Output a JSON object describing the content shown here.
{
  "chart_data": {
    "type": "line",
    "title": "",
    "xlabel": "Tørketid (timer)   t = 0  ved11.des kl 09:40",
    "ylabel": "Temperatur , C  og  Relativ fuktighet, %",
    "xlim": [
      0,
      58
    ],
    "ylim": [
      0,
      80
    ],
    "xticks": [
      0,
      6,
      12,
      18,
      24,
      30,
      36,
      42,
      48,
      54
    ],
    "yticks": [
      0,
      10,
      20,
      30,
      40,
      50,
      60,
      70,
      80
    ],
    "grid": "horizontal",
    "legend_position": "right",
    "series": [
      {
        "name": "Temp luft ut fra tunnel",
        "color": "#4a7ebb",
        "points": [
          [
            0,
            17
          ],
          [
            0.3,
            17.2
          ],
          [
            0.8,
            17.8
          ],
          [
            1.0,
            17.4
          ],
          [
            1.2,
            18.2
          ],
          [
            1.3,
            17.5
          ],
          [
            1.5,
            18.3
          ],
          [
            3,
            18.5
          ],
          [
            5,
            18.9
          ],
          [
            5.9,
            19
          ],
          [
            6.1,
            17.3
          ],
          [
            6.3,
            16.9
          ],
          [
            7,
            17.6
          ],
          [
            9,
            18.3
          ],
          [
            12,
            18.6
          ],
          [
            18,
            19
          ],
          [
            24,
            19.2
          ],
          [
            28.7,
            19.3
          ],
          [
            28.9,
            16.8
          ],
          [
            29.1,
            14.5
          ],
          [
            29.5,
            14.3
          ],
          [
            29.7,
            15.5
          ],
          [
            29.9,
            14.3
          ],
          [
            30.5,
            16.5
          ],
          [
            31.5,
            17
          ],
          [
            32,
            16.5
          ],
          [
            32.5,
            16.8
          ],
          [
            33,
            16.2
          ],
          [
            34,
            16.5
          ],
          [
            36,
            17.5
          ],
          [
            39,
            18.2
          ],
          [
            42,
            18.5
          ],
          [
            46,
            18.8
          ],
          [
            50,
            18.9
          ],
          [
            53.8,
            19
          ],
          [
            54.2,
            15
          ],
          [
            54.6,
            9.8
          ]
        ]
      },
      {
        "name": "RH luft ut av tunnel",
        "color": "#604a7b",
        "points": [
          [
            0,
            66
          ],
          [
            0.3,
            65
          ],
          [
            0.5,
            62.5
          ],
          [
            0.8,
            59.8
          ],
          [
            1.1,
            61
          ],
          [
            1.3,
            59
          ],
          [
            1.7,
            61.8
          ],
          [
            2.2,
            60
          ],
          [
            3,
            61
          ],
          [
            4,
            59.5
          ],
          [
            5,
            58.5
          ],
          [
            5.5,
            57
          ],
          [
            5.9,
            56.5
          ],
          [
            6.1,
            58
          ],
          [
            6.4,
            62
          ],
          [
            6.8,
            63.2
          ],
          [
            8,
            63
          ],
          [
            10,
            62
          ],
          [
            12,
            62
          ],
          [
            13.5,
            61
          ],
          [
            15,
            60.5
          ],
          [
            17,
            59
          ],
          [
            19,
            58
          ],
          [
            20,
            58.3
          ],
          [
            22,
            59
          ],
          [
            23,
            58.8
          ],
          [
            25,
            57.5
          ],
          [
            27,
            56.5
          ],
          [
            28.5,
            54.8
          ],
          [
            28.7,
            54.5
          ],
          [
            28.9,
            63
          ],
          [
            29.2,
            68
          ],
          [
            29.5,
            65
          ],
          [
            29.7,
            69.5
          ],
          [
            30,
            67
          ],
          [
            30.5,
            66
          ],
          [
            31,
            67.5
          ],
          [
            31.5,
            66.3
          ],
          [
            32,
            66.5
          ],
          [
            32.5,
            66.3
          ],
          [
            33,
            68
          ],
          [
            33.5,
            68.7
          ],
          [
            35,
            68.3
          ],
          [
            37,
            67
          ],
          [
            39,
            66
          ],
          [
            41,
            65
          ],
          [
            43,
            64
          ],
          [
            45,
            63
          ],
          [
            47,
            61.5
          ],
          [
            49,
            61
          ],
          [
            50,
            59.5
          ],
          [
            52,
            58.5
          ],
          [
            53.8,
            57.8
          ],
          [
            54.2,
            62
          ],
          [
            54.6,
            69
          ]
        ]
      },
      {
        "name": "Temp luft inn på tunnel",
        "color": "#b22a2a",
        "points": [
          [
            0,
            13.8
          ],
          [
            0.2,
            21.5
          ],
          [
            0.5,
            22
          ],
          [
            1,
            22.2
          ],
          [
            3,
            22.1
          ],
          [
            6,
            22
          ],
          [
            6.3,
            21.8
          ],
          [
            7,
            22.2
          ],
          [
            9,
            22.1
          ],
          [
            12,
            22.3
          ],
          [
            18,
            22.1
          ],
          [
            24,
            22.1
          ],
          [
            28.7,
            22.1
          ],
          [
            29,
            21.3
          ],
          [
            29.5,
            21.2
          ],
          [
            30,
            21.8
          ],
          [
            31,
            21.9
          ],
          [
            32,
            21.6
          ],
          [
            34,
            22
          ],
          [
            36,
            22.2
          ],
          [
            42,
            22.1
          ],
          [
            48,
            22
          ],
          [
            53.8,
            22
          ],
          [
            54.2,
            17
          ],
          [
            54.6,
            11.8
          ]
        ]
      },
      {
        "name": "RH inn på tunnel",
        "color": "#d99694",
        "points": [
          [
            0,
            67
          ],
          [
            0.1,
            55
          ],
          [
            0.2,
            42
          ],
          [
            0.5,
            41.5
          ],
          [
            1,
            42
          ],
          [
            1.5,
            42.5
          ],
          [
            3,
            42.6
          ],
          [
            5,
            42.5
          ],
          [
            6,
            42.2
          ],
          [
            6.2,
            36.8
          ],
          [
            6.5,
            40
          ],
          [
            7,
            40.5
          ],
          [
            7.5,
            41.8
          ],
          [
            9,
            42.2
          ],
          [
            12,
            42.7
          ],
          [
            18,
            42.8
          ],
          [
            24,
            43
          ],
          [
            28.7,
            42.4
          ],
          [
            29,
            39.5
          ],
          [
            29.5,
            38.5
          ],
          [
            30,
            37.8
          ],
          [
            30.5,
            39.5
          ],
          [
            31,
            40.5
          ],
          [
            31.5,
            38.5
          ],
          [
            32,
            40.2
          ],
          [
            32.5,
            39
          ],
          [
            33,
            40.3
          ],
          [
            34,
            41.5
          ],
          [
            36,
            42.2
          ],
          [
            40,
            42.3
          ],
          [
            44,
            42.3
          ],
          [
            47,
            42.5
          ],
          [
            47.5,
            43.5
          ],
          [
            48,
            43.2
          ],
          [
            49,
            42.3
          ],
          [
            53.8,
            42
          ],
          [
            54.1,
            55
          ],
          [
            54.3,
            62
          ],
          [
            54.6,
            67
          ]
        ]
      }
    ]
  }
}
::::::
## Problem statement
Transcribe all the entries, keeping each one exactly as it is.

## Task output
Output a JSON object describing the content shown here.
{
  "chart_data": {
    "type": "line",
    "title": "",
    "xlabel": "Tørketid (timer)   t = 0  ved11.des kl 09:40",
    "ylabel": "Temperatur , C  og  Relativ fuktighet, %",
    "xlim": [
      0,
      58
    ],
    "ylim": [
      0,
      80
    ],
    "xticks": [
      0,
      6,
      12,
      18,
      24,
      30,
      36,
      42,
      48,
      54
    ],
    "yticks": [
      0,
      10,
      20,
      30,
      40,
      50,
      60,
      70,
      80
    ],
    "grid": "horizontal",
    "legend_position": "right",
    "series": [
      {
        "name": "Temp luft ut fra tunnel",
        "color": "#4a7ebb",
        "points": [
          [
            0,
            17
          ],
          [
            0.3,
            17.2
          ],
          [
            0.8,
            17.8
          ],
          [
            1.0,
            17.4
          ],
          [
            1.2,
            18.2
          ],
          [
            1.3,
            17.5
          ],
          [
            1.5,
            18.3
          ],
          [
            3,
            18.5
          ],
          [
            5,
            18.9
          ],
          [
            5.9,
            19
          ],
          [
            6.1,
            17.3
          ],
          [
            6.3,
            16.9
          ],
          [
            7,
            17.6
          ],
          [
            9,
            18.3
          ],
          [
            12,
            18.6
          ],
          [
            18,
            19
          ],
          [
            24,
            19.2
          ],
          [
            28.7,
            19.3
          ],
          [
            28.9,
            16.8
          ],
          [
            29.1,
            14.5
          ],
          [
            29.5,
            14.3
          ],
          [
            29.7,
            15.5
          ],
          [
            29.9,
            14.3
          ],
          [
            30.5,
            16.5
          ],
          [
            31.5,
            17
          ],
          [
            32,
            16.5
          ],
          [
            32.5,
            16.8
          ],
          [
            33,
            16.2
          ],
          [
            34,
            16.5
          ],
          [
            36,
            17.5
          ],
          [
            39,
            18.2
          ],
          [
            42,
            18.5
          ],
          [
            46,
            18.8
          ],
          [
            50,
            18.9
          ],
          [
            53.8,
            19
          ],
          [
            54.2,
            15
          ],
          [
            54.6,
            9.8
          ]
        ]
      },
      {
        "name": "RH luft ut av tunnel",
        "color": "#604a7b",
        "points": [
          [
            0,
            66
          ],
          [
            0.3,
            65
          ],
          [
            0.5,
            62.5
          ],
          [
            0.8,
            59.8
          ],
          [
            1.1,
            61
          ],
          [
            1.3,
            59
          ],
          [
            1.7,
            61.8
          ],
          [
            2.2,
            60
          ],
          [
            3,
            61
          ],
          [
            4,
            59.5
          ],
          [
            5,
            58.5
          ],
          [
            5.5,
            57
          ],
          [
            5.9,
            56.5
          ],
          [
            6.1,
            58
          ],
          [
            6.4,
            62
          ],
          [
            6.8,
            63.2
          ],
          [
            8,
            63
          ],
          [
            10,
            62
          ],
          [
            12,
            62
          ],
          [
            13.5,
            61
          ],
          [
            15,
            60.5
          ],
          [
            17,
            59
          ],
          [
            19,
            58
          ],
          [
            20,
            58.3
          ],
          [
            22,
            59
          ],
          [
            23,
            58.8
          ],
          [
            25,
            57.5
          ],
          [
            27,
            56.5
          ],
          [
            28.5,
            54.8
          ],
          [
            28.7,
            54.5
          ],
          [
            28.9,
            63
          ],
          [
            29.2,
            68
          ],
          [
            29.5,
            65
          ],
          [
            29.7,
            69.5
          ],
          [
            30,
            67
          ],
          [
            30.5,
            66
          ],
          [
            31,
            67.5
          ],
          [
            31.5,
            66.3
          ],
          [
            32,
            66.5
          ],
          [
            32.5,
            66.3
          ],
          [
            33,
            68
          ],
          [
            33.5,
            68.7
          ],
          [
            35,
            68.3
          ],
          [
            37,
            67
          ],
          [
            39,
            66
          ],
          [
            41,
            65
          ],
          [
            43,
            64
          ],
          [
            45,
            63
          ],
          [
            47,
            61.5
          ],
          [
            49,
            61
          ],
          [
            50,
            59.5
          ],
          [
            52,
            58.5
          ],
          [
            53.8,
            57.8
          ],
          [
            54.2,
            62
          ],
          [
            54.6,
            69
          ]
        ]
      },
      {
        "name": "Temp luft inn på tunnel",
        "color": "#b22a2a",
        "points": [
          [
            0,
            13.8
          ],
          [
            0.2,
            21.5
          ],
          [
            0.5,
            22
          ],
          [
            1,
            22.2
          ],
          [
            3,
            22.1
          ],
          [
            6,
            22
          ],
          [
            6.3,
            21.8
          ],
          [
            7,
            22.2
          ],
          [
            9,
            22.1
          ],
          [
            12,
            22.3
          ],
          [
            18,
            22.1
          ],
          [
            24,
            22.1
          ],
          [
            28.7,
            22.1
          ],
          [
            29,
            21.3
          ],
          [
            29.5,
            21.2
          ],
          [
            30,
            21.8
          ],
          [
            31,
            21.9
          ],
          [
            32,
            21.6
          ],
          [
            34,
            22
          ],
          [
            36,
            22.2
          ],
          [
            42,
            22.1
          ],
          [
            48,
            22
          ],
          [
            53.8,
            22
          ],
          [
            54.2,
            17
          ],
          [
            54.6,
            11.8
          ]
        ]
      },
      {
        "name": "RH inn på tunnel",
        "color": "#d99694",
        "points": [
          [
            0,
            67
          ],
          [
            0.1,
            55
          ],
          [
            0.2,
            42
          ],
          [
            0.5,
            41.5
          ],
          [
            1,
            42
          ],
          [
            1.5,
            42.5
          ],
          [
            3,
            42.6
          ],
          [
            5,
            42.5
          ],
          [
            6,
            42.2
          ],
          [
            6.2,
            36.8
          ],
          [
            6.5,
            40
          ],
          [
            7,
            40.5
          ],
          [
            7.5,
            41.8
          ],
          [
            9,
            42.2
          ],
          [
            12,
            42.7
          ],
          [
            18,
            42.8
          ],
          [
            24,
            43
          ],
          [
            28.7,
            42.4
          ],
          [
            29,
            39.5
          ],
          [
            29.5,
            38.5
          ],
          [
            30,
            37.8
          ],
          [
            30.5,
            39.5
          ],
          [
            31,
            40.5
          ],
          [
            31.5,
            38.5
          ],
          [
            32,
            40.2
          ],
          [
            32.5,
            39
          ],
          [
            33,
            40.3
          ],
          [
            34,
            41.5
          ],
          [
            36,
            42.2
          ],
          [
            40,
            42.3
          ],
          [
            44,
            42.3
          ],
          [
            47,
            42.5
          ],
          [
            47.5,
            43.5
          ],
          [
            48,
            43.2
          ],
          [
            49,
            42.3
          ],
          [
            53.8,
            42
          ],
          [
            54.1,
            55
          ],
          [
            54.3,
            62
          ],
          [
            54.6,
            67
          ]
        ]
      }
    ]
  }
}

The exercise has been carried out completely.